Which lines have the string "user"? Copy all of them from the entries below.

[Items from a figure collection]
▼▼▼
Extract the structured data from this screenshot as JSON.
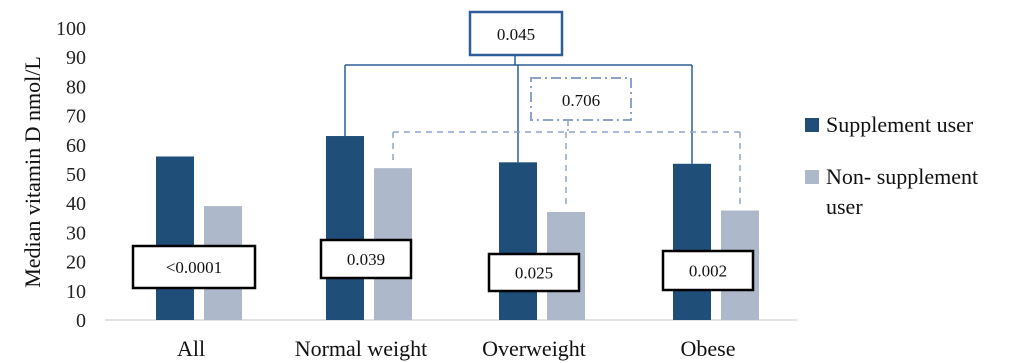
{
  "chart_data": {
    "type": "bar",
    "ylabel": "Median vitamin D nmol/L",
    "ylim": [
      0,
      100
    ],
    "yticks": [
      0,
      10,
      20,
      30,
      40,
      50,
      60,
      70,
      80,
      90,
      100
    ],
    "categories": [
      "All",
      "Normal weight",
      "Overweight",
      "Obese"
    ],
    "series": [
      {
        "name": "Supplement user",
        "color": "#1f4e79",
        "values": [
          56,
          63,
          54,
          53.5
        ]
      },
      {
        "name": "Non- supplement user",
        "color": "#adb9ca",
        "values": [
          39,
          52,
          37,
          37.5
        ]
      }
    ],
    "legend": {
      "position": "right",
      "entries": [
        {
          "lines": [
            "Supplement user"
          ]
        },
        {
          "lines": [
            "Non- supplement",
            "user"
          ]
        }
      ]
    },
    "within_group_pvalues": [
      "<0.0001",
      "0.039",
      "0.025",
      "0.002"
    ],
    "comparison_brackets": [
      {
        "label": "0.045",
        "series": "Supplement user",
        "style": "solid",
        "categories": [
          "Normal weight",
          "Overweight",
          "Obese"
        ]
      },
      {
        "label": "0.706",
        "series": "Non- supplement user",
        "style": "dashed",
        "categories": [
          "Normal weight",
          "Overweight",
          "Obese"
        ]
      }
    ],
    "grid": false
  }
}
▲▲▲
> EXERCISE ANSWER
        "name": "Supplement user",
        "name": "Non- supplement user",
            "Supplement user"
            "user"
        "series": "Supplement user",
        "series": "Non- supplement user",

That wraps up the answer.